■ MATERIAL FOR THIS TASK

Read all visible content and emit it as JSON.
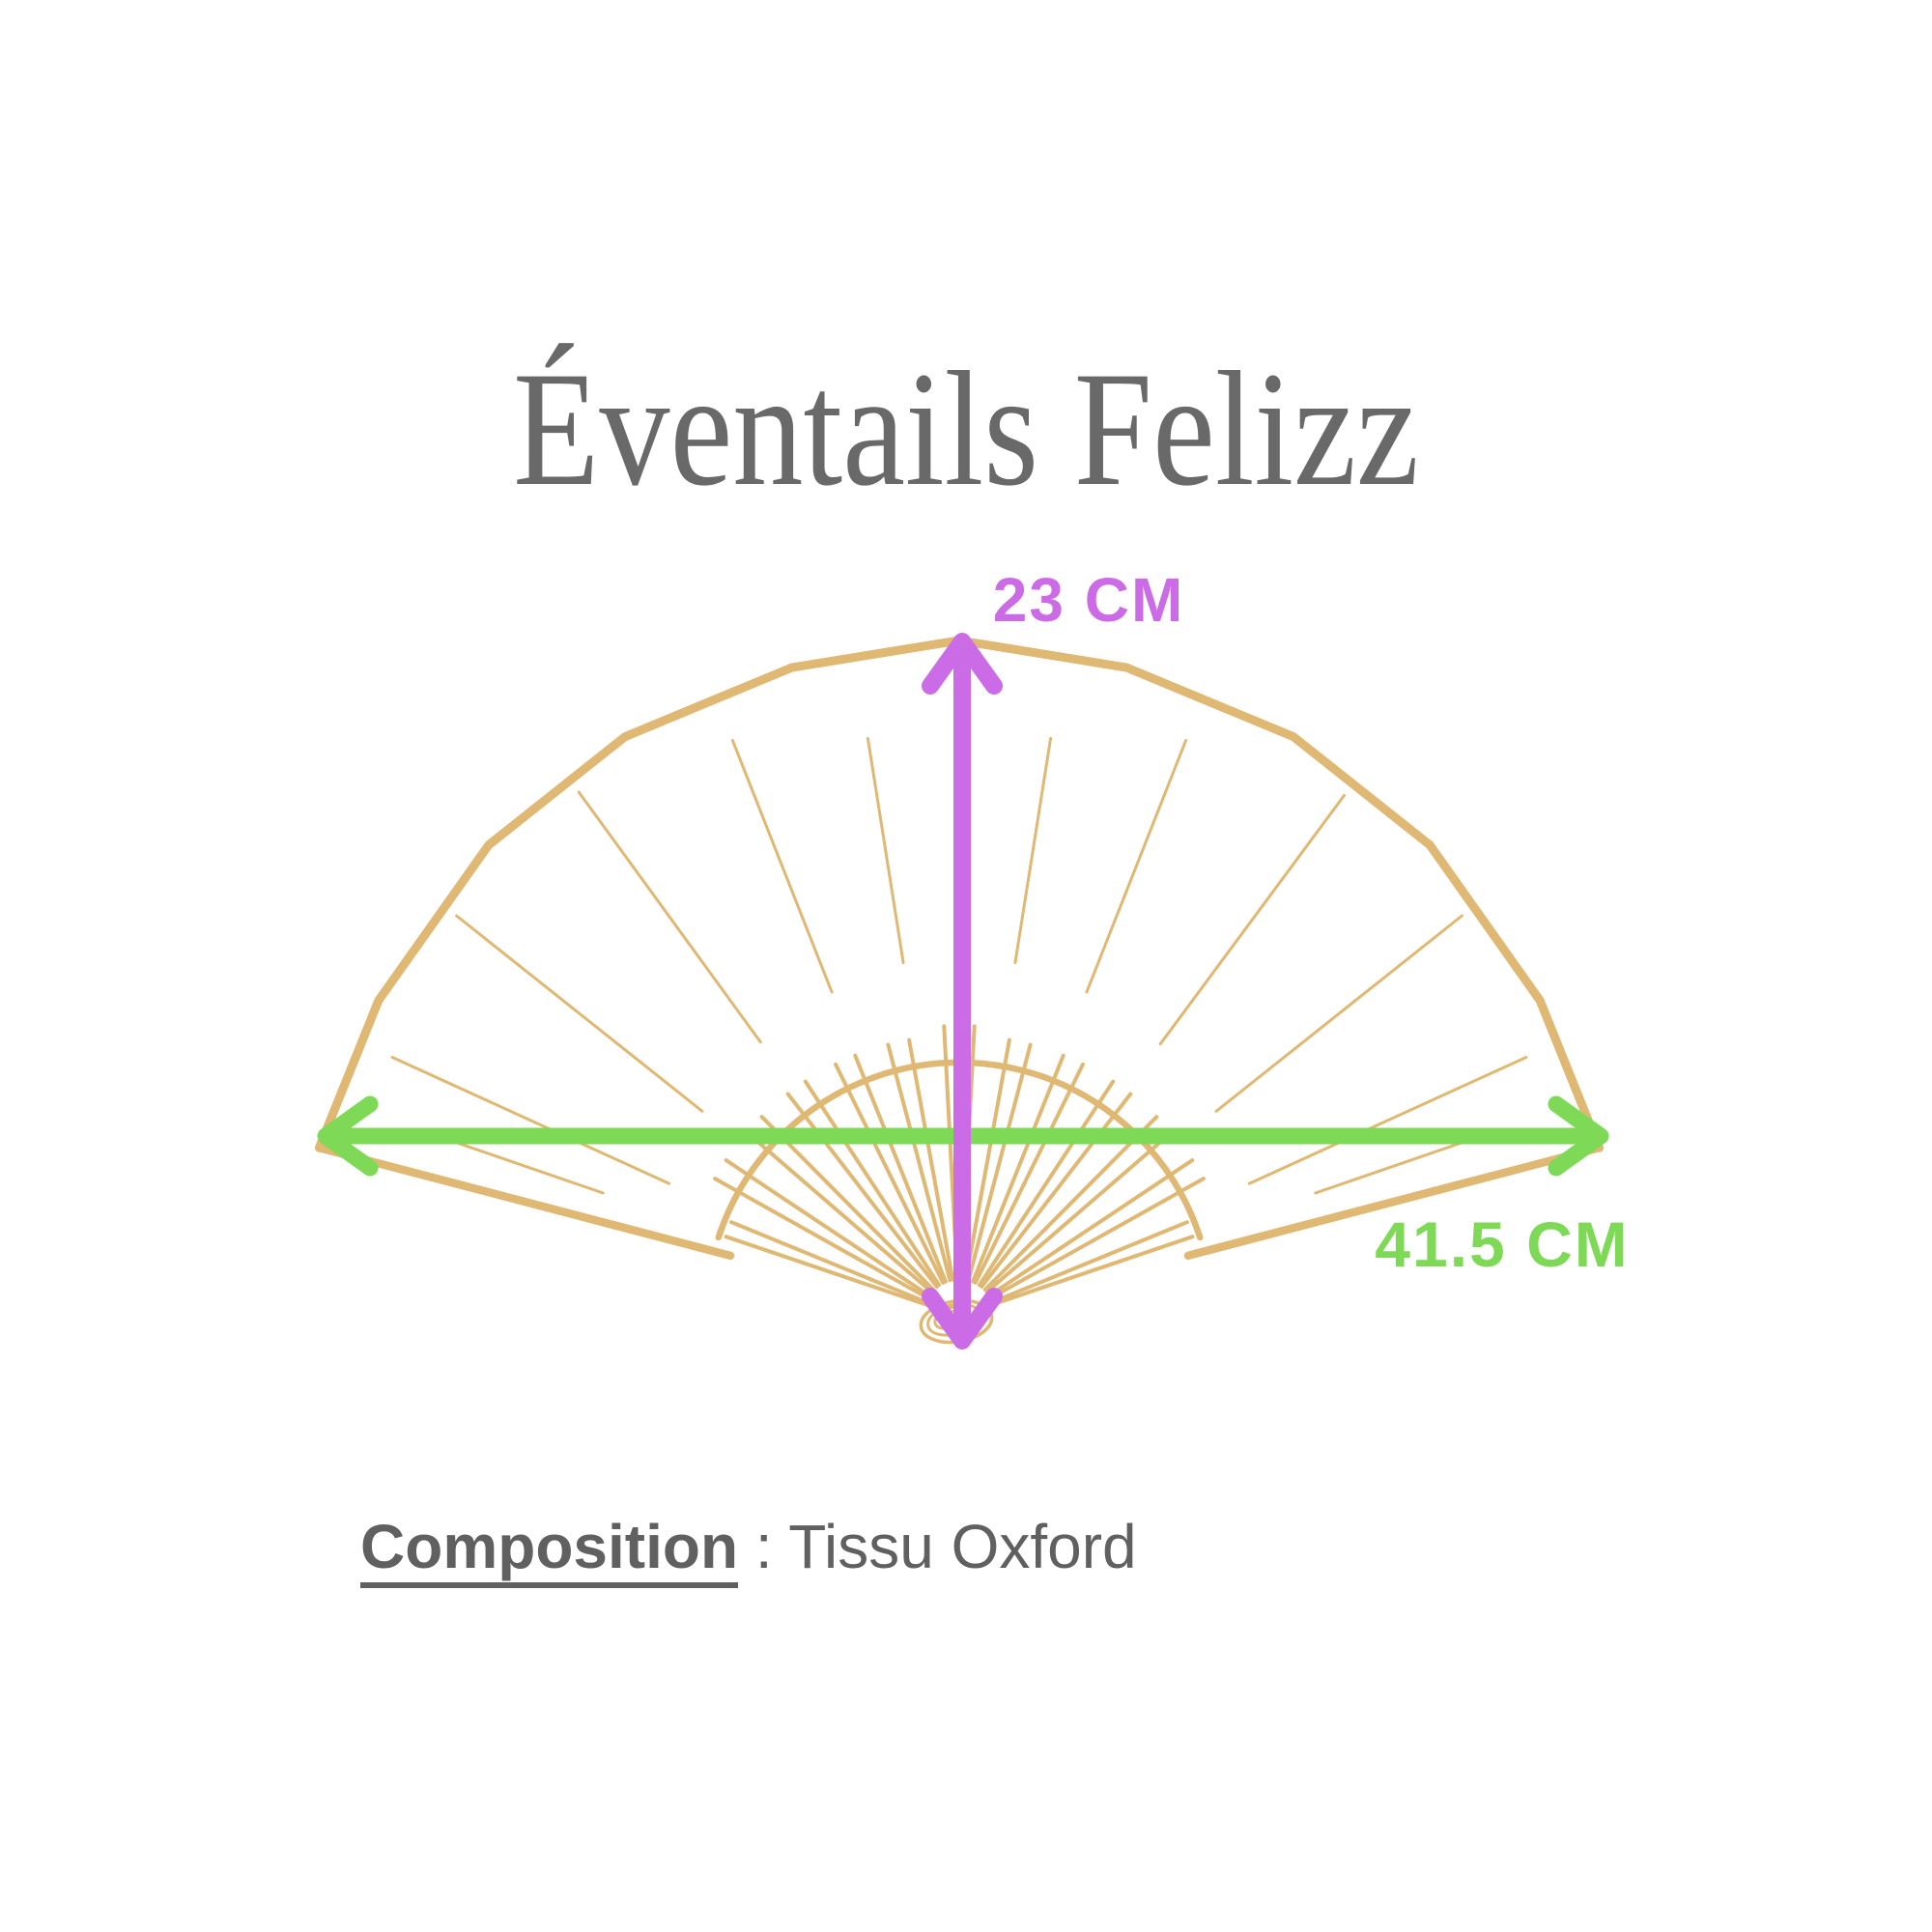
{
  "title": "Éventails Felizz",
  "fan": {
    "description": "folding hand fan outline drawing",
    "color": "#DFB873"
  },
  "dimensions": {
    "height": {
      "label": "23 CM",
      "color": "#CB6CE6"
    },
    "width": {
      "label": "41.5 CM",
      "color": "#7ED957"
    }
  },
  "composition": {
    "label": "Composition",
    "separator": " : ",
    "value": "Tissu Oxford"
  },
  "colors": {
    "background": "#FFFFFF",
    "title_text": "#696969",
    "body_text": "#606060"
  }
}
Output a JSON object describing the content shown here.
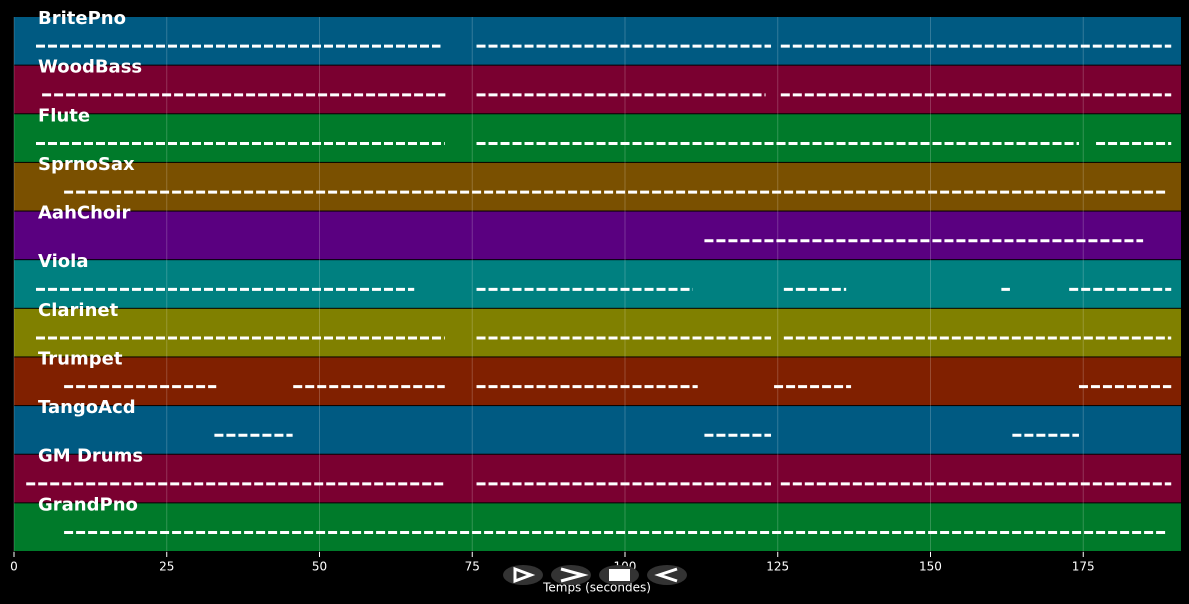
{
  "chart_data": {
    "type": "pianoroll",
    "xlabel": "Temps (secondes)",
    "xlim": [
      0,
      191
    ],
    "xticks": [
      0,
      25,
      50,
      75,
      100,
      125,
      150,
      175
    ],
    "grid": true,
    "tracks": [
      {
        "name": "BritePno",
        "color": "#005a82",
        "segments": [
          [
            3.6,
            69.8
          ],
          [
            75.7,
            123.9
          ],
          [
            125.5,
            189.4
          ]
        ]
      },
      {
        "name": "WoodBass",
        "color": "#7a0030",
        "segments": [
          [
            4.6,
            70.6
          ],
          [
            75.7,
            123
          ],
          [
            125.5,
            189.4
          ]
        ]
      },
      {
        "name": "Flute",
        "color": "#007a2a",
        "segments": [
          [
            3.6,
            70.5
          ],
          [
            75.7,
            174.3
          ],
          [
            177.1,
            189.4
          ]
        ]
      },
      {
        "name": "SprnoSax",
        "color": "#7a5000",
        "segments": [
          [
            8.2,
            188.6
          ]
        ]
      },
      {
        "name": "AahChoir",
        "color": "#5a0080",
        "segments": [
          [
            113,
            184.8
          ]
        ]
      },
      {
        "name": "Viola",
        "color": "#008080",
        "segments": [
          [
            3.6,
            65.5
          ],
          [
            75.7,
            111.1
          ],
          [
            126,
            136.2
          ],
          [
            161.6,
            163
          ],
          [
            172.7,
            189.4
          ]
        ]
      },
      {
        "name": "Clarinet",
        "color": "#808000",
        "segments": [
          [
            3.6,
            70.5
          ],
          [
            75.7,
            123.9
          ],
          [
            126,
            189.4
          ]
        ]
      },
      {
        "name": "Trumpet",
        "color": "#802000",
        "segments": [
          [
            8.2,
            33.1
          ],
          [
            45.7,
            70.5
          ],
          [
            75.7,
            111.9
          ],
          [
            124.4,
            137
          ],
          [
            174.3,
            189.4
          ]
        ]
      },
      {
        "name": "TangoAcd",
        "color": "#005a82",
        "segments": [
          [
            32.8,
            45.6
          ],
          [
            113,
            123.9
          ],
          [
            163.4,
            174.3
          ]
        ]
      },
      {
        "name": "GM Drums",
        "color": "#7a0030",
        "segments": [
          [
            2,
            70.5
          ],
          [
            75.7,
            123.9
          ],
          [
            125.5,
            189.4
          ]
        ]
      },
      {
        "name": "GrandPno",
        "color": "#007a2a",
        "segments": [
          [
            8.2,
            188.6
          ]
        ]
      }
    ]
  }
}
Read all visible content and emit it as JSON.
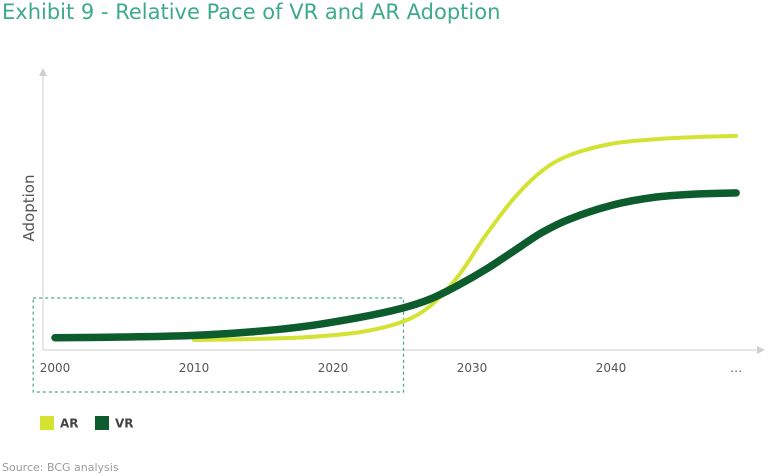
{
  "title": "Exhibit 9 - Relative Pace of VR and AR Adoption",
  "source": "Source: BCG analysis",
  "chart_data": {
    "type": "line",
    "title": "Exhibit 9 - Relative Pace of VR and AR Adoption",
    "xlabel": "",
    "ylabel": "Adoption",
    "categories": [
      "2000",
      "2010",
      "2020",
      "2030",
      "2040",
      "…"
    ],
    "xlim": [
      2000,
      2050
    ],
    "ylim": [
      0,
      100
    ],
    "grid": false,
    "legend": "bottom-left",
    "highlight_region": {
      "x": [
        1998,
        2025
      ],
      "label": ""
    },
    "series": [
      {
        "name": "AR",
        "color": "#d4e234",
        "x": [
          2010,
          2014,
          2018,
          2022,
          2025,
          2027,
          2029,
          2031,
          2033,
          2035,
          2037,
          2040,
          2043,
          2046,
          2049
        ],
        "y": [
          0,
          0.4,
          1.2,
          3.5,
          8,
          15,
          28,
          46,
          62,
          74,
          81,
          86,
          88,
          89,
          89.5
        ]
      },
      {
        "name": "VR",
        "color": "#0d5c2e",
        "x": [
          2000,
          2005,
          2010,
          2014,
          2018,
          2022,
          2025,
          2027,
          2029,
          2031,
          2033,
          2035,
          2037,
          2040,
          2043,
          2046,
          2049
        ],
        "y": [
          1,
          1.3,
          2,
          3.5,
          6,
          10,
          14,
          18,
          24,
          31,
          39,
          47,
          53,
          59,
          62.5,
          64,
          64.5
        ]
      }
    ]
  }
}
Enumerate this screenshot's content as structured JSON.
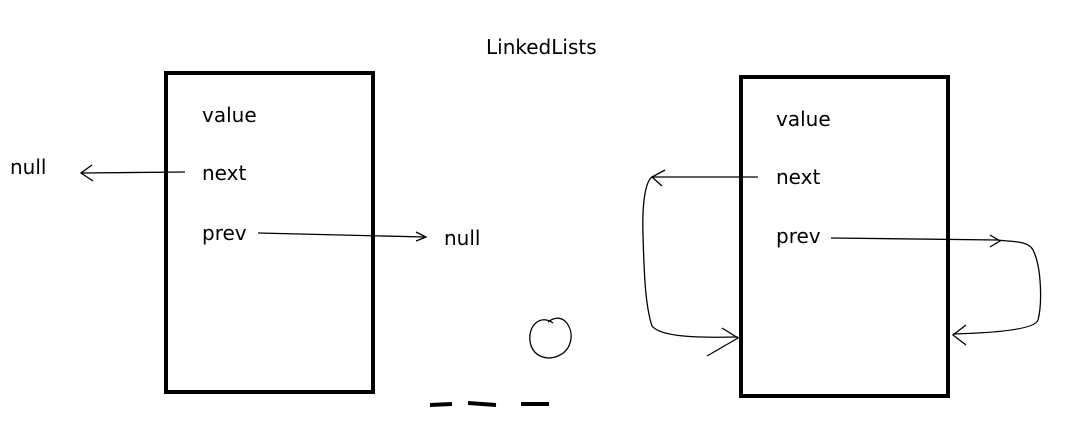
{
  "title": "LinkedLists",
  "colors": {
    "stroke": "#000000",
    "background": "#ffffff"
  },
  "left_node": {
    "fields": {
      "value": "value",
      "next": "next",
      "prev": "prev"
    },
    "next_target": "null",
    "prev_target": "null"
  },
  "right_node": {
    "fields": {
      "value": "value",
      "next": "next",
      "prev": "prev"
    }
  }
}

■ WHAT THIS TASK INVOLVES
Output exactly the lines from the one containing "Enumerate this screenshot's" through the last line of the records above, both included, leaving out any pictures.

■ WRITTEN ANSWER
Enumerate this screenshot's content as structured JSON.
{
  "title": "LinkedLists",
  "colors": {
    "stroke": "#000000",
    "background": "#ffffff"
  },
  "left_node": {
    "fields": {
      "value": "value",
      "next": "next",
      "prev": "prev"
    },
    "next_target": "null",
    "prev_target": "null"
  },
  "right_node": {
    "fields": {
      "value": "value",
      "next": "next",
      "prev": "prev"
    }
  }
}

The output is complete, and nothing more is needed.